Excerpted text:

# Recency Frequency Monetary (RFM) Analysis

In [None]:
import math
import numpy as np
import pandas as pd
import datetime as dt
import seaborn as sns
from scipy.stats import norm
from matplotlib import pyplot as plt
from sklearn.preprocessing import MinMaxScaler,StandardScaler
from sklearn.cluster import KMeans
from sklearn.metrics import silhouette_score
import missingno as msno

import warnings
warnings.filterwarnings('ignore')

### Dataset

This is a transactional data set which contains all the transactions occurring between 01/12/2010 and 09/12/2011 for a UK-based and registered non-store online retail.
	
https://archive.ics.uci.edu/ml/datasets/online+retail

**Attribute Information**:

    InvoiceNo: Invoice number. Nominal, a 6-digit integral number uniquely assigned to each transaction. If this code starts with letter 'c', it indicates a cancellation.
    StockCode: Product (item) code. Nominal, a 5-digit integral number uniquely assigned to each distinct product.
    Description: Product (item) name. Nominal.
    Quantity: The quantities of each product (item) per transaction. Numeric.
    InvoiceDate: Invice Date and time. Numeric, the day and time when each transaction was generated.
    UnitPrice: Unit price. Numeric, Product price per unit in sterling.
    CustomerID: Customer number. Nominal, a 5-digit integral number uniquely assigned to each customer.
    Country: Country name. Nominal, the name of the country where each customer resides. 

In [None]:
#df = pd.read_excel('http://archive.ics.uci.edu/ml/machine-learning-databases/00352/Online%20Retail.xlsx')

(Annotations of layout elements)
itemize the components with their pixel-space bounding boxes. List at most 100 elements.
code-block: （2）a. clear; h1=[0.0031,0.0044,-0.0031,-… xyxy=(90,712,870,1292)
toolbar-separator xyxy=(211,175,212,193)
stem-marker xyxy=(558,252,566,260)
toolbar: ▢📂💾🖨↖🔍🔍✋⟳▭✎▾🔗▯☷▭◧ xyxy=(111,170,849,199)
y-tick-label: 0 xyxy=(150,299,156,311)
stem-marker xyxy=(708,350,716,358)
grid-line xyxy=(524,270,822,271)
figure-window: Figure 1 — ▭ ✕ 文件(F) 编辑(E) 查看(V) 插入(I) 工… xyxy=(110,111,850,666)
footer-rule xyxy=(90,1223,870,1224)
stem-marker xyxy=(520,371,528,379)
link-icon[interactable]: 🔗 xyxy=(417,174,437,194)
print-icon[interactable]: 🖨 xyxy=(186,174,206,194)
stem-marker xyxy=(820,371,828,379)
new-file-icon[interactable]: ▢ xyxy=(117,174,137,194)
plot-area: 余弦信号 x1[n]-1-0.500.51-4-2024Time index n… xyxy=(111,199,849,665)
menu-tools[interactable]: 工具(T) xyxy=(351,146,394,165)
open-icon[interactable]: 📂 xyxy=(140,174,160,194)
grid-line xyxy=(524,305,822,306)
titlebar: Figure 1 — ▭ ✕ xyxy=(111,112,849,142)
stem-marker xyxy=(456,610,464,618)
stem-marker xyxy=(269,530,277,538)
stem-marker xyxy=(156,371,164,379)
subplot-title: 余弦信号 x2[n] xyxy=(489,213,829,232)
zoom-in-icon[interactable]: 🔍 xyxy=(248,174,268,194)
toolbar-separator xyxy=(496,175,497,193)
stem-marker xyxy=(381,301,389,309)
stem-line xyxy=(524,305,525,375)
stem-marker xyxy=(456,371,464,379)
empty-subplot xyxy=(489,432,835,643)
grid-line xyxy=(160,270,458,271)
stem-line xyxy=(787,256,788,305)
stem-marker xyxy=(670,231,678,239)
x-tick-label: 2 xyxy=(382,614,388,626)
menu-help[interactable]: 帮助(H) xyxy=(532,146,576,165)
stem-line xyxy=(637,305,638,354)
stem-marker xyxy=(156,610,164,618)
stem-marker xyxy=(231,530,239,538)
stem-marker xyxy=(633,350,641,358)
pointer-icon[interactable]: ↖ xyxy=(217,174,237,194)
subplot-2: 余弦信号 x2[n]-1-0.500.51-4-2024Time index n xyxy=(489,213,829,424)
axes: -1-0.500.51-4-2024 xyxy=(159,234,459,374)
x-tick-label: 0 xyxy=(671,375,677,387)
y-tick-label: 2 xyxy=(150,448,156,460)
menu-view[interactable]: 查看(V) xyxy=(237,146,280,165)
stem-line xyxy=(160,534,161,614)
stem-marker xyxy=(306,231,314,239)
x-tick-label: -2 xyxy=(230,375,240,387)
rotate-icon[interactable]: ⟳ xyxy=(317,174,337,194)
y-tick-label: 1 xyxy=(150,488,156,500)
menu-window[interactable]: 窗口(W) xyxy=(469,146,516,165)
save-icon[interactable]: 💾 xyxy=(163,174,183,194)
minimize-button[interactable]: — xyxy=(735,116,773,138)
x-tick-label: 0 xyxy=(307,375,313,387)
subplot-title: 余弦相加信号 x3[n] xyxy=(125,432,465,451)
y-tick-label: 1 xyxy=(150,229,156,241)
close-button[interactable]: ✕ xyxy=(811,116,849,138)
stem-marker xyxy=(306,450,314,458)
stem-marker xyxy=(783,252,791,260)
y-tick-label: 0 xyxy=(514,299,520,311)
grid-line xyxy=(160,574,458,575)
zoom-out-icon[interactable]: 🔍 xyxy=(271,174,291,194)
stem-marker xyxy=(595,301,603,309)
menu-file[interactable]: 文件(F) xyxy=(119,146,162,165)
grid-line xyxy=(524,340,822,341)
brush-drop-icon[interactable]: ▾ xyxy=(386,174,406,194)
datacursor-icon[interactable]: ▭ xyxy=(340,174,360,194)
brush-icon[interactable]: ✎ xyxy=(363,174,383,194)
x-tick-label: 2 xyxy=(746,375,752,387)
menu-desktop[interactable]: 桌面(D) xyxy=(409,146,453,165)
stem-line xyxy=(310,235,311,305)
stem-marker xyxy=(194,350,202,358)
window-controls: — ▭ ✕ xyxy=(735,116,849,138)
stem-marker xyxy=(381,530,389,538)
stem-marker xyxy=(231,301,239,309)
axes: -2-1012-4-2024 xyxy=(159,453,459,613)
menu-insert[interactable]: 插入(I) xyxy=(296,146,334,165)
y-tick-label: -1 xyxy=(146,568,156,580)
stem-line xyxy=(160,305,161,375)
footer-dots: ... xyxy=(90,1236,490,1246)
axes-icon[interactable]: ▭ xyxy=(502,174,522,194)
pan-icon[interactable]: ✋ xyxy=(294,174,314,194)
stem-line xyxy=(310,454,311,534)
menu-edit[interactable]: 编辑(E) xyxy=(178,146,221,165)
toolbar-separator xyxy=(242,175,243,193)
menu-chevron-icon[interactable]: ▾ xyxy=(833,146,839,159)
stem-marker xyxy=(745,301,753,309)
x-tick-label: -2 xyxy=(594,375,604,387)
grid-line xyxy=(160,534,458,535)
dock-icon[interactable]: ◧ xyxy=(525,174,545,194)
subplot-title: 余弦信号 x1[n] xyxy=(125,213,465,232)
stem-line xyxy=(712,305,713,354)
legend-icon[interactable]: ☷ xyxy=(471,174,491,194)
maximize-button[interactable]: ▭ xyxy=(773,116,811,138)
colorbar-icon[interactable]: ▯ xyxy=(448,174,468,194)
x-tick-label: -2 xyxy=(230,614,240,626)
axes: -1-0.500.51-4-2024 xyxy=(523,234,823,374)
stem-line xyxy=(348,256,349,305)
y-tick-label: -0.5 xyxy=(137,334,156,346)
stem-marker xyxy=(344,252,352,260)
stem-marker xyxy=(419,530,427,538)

Exercises:
a: From the RFM analysis notebook, return the part that opens with the words containing "https://archive.ics.uci.edu/ml/datasets/online+retail" and closes with "each customer resides.".
b: In the RFM analysis notebook, what does it mean when an InvoiceNo code starts with the letter 'c'?
c: List every attribute name given under the attribute information in the RFM analysis notebook.

Answers by task:
a:
https://archive.ics.uci.edu/ml/datasets/online+retail

**Attribute Information**:

    InvoiceNo: Invoice number. Nominal, a 6-digit integral number uniquely assigned to each transaction. If this code starts with letter 'c', it indicates a cancellation.
    StockCode: Product (item) code. Nominal, a 5-digit integral number uniquely assigned to each distinct product.
    Description: Product (item) name. Nominal.
    Quantity: The quantities of each product (item) per transaction. Numeric.
    InvoiceDate: Invice Date and time. Numeric, the day and time when each transaction was generated.
    UnitPrice: Unit price. Numeric, Product price per unit in sterling.
    CustomerID: Customer number. Nominal, a 5-digit integral number uniquely assigned to each customer.
    Country: Country name. Nominal, the name of the country where each customer resides.

b: It indicates a cancellation.

c: InvoiceNo, StockCode, Description, Quantity, InvoiceDate, UnitPrice, CustomerID, Country